- The task -
Without altering anything, repeat each of the records.

- Given information -
※ ※ ※

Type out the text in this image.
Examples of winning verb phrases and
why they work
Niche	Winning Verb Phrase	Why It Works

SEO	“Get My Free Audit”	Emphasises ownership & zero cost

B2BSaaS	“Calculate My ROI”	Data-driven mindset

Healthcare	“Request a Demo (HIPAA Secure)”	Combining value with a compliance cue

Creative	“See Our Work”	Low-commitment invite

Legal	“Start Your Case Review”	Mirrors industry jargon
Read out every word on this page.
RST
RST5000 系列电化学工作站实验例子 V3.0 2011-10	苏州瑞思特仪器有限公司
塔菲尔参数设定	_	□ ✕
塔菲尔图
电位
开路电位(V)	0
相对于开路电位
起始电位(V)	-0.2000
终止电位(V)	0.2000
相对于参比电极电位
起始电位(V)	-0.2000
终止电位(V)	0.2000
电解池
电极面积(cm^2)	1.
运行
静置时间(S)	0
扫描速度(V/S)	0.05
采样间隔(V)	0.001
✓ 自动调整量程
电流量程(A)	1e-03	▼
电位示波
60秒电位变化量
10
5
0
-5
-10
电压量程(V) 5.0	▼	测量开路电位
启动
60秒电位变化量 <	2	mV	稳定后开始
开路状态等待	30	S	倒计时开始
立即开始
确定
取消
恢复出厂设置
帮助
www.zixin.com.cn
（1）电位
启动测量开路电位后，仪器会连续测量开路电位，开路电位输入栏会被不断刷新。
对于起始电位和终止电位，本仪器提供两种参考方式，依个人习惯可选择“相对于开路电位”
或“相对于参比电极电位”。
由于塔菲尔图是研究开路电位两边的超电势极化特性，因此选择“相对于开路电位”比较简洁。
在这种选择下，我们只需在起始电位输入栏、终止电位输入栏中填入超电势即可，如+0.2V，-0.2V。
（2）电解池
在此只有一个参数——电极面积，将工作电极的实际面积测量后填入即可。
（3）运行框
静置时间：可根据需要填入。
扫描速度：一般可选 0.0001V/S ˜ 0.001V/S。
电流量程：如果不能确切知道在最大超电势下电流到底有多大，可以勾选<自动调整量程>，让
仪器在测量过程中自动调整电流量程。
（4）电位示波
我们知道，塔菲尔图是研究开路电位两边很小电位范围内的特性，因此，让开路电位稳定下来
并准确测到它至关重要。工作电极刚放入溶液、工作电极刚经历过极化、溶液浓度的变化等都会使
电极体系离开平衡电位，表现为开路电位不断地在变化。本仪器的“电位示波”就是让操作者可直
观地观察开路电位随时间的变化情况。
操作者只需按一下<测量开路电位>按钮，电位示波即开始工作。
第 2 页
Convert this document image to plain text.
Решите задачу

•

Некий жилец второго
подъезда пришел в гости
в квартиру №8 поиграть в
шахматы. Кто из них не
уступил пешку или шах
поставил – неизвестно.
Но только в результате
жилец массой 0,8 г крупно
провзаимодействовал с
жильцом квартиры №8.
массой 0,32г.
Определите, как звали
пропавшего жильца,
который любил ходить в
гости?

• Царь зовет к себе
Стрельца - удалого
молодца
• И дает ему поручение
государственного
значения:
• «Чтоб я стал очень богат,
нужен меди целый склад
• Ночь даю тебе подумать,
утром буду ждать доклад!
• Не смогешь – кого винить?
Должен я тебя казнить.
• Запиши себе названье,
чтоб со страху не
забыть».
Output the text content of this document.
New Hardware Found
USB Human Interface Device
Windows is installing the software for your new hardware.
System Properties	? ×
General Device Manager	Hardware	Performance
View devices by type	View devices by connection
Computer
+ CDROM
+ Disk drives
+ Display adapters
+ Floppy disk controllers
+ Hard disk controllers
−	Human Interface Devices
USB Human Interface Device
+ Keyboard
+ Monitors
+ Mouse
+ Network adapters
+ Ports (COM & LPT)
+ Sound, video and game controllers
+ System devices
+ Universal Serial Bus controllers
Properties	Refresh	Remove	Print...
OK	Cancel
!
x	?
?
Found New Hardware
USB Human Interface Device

※ ※ ※

- Result of this task -
Type out the text in this image.
Examples of winning verb phrases and
why they work
Niche	Winning Verb Phrase	Why It Works

SEO	“Get My Free Audit”	Emphasises ownership & zero cost

B2BSaaS	“Calculate My ROI”	Data-driven mindset

Healthcare	“Request a Demo (HIPAA Secure)”	Combining value with a compliance cue

Creative	“See Our Work”	Low-commitment invite

Legal	“Start Your Case Review”	Mirrors industry jargon
Read out every word on this page.
RST
RST5000 系列电化学工作站实验例子 V3.0 2011-10	苏州瑞思特仪器有限公司
塔菲尔参数设定	_	□ ✕
塔菲尔图
电位
开路电位(V)	0
相对于开路电位
起始电位(V)	-0.2000
终止电位(V)	0.2000
相对于参比电极电位
起始电位(V)	-0.2000
终止电位(V)	0.2000
电解池
电极面积(cm^2)	1.
运行
静置时间(S)	0
扫描速度(V/S)	0.05
采样间隔(V)	0.001
✓ 自动调整量程
电流量程(A)	1e-03	▼
电位示波
60秒电位变化量
10
5
0
-5
-10
电压量程(V) 5.0	▼	测量开路电位
启动
60秒电位变化量 <	2	mV	稳定后开始
开路状态等待	30	S	倒计时开始
立即开始
确定
取消
恢复出厂设置
帮助
www.zixin.com.cn
（1）电位
启动测量开路电位后，仪器会连续测量开路电位，开路电位输入栏会被不断刷新。
对于起始电位和终止电位，本仪器提供两种参考方式，依个人习惯可选择“相对于开路电位”
或“相对于参比电极电位”。
由于塔菲尔图是研究开路电位两边的超电势极化特性，因此选择“相对于开路电位”比较简洁。
在这种选择下，我们只需在起始电位输入栏、终止电位输入栏中填入超电势即可，如+0.2V，-0.2V。
（2）电解池
在此只有一个参数——电极面积，将工作电极的实际面积测量后填入即可。
（3）运行框
静置时间：可根据需要填入。
扫描速度：一般可选 0.0001V/S ˜ 0.001V/S。
电流量程：如果不能确切知道在最大超电势下电流到底有多大，可以勾选<自动调整量程>，让
仪器在测量过程中自动调整电流量程。
（4）电位示波
我们知道，塔菲尔图是研究开路电位两边很小电位范围内的特性，因此，让开路电位稳定下来
并准确测到它至关重要。工作电极刚放入溶液、工作电极刚经历过极化、溶液浓度的变化等都会使
电极体系离开平衡电位，表现为开路电位不断地在变化。本仪器的“电位示波”就是让操作者可直
观地观察开路电位随时间的变化情况。
操作者只需按一下<测量开路电位>按钮，电位示波即开始工作。
第 2 页
Convert this document image to plain text.
Решите задачу

•

Некий жилец второго
подъезда пришел в гости
в квартиру №8 поиграть в
шахматы. Кто из них не
уступил пешку или шах
поставил – неизвестно.
Но только в результате
жилец массой 0,8 г крупно
провзаимодействовал с
жильцом квартиры №8.
массой 0,32г.
Определите, как звали
пропавшего жильца,
который любил ходить в
гости?

• Царь зовет к себе
Стрельца - удалого
молодца
• И дает ему поручение
государственного
значения:
• «Чтоб я стал очень богат,
нужен меди целый склад
• Ночь даю тебе подумать,
утром буду ждать доклад!
• Не смогешь – кого винить?
Должен я тебя казнить.
• Запиши себе названье,
чтоб со страху не
забыть».
Output the text content of this document.
New Hardware Found
USB Human Interface Device
Windows is installing the software for your new hardware.
System Properties	? ×
General Device Manager	Hardware	Performance
View devices by type	View devices by connection
Computer
+ CDROM
+ Disk drives
+ Display adapters
+ Floppy disk controllers
+ Hard disk controllers
−	Human Interface Devices
USB Human Interface Device
+ Keyboard
+ Monitors
+ Mouse
+ Network adapters
+ Ports (COM & LPT)
+ Sound, video and game controllers
+ System devices
+ Universal Serial Bus controllers
Properties	Refresh	Remove	Print...
OK	Cancel
!
x	?
?
Found New Hardware
USB Human Interface Device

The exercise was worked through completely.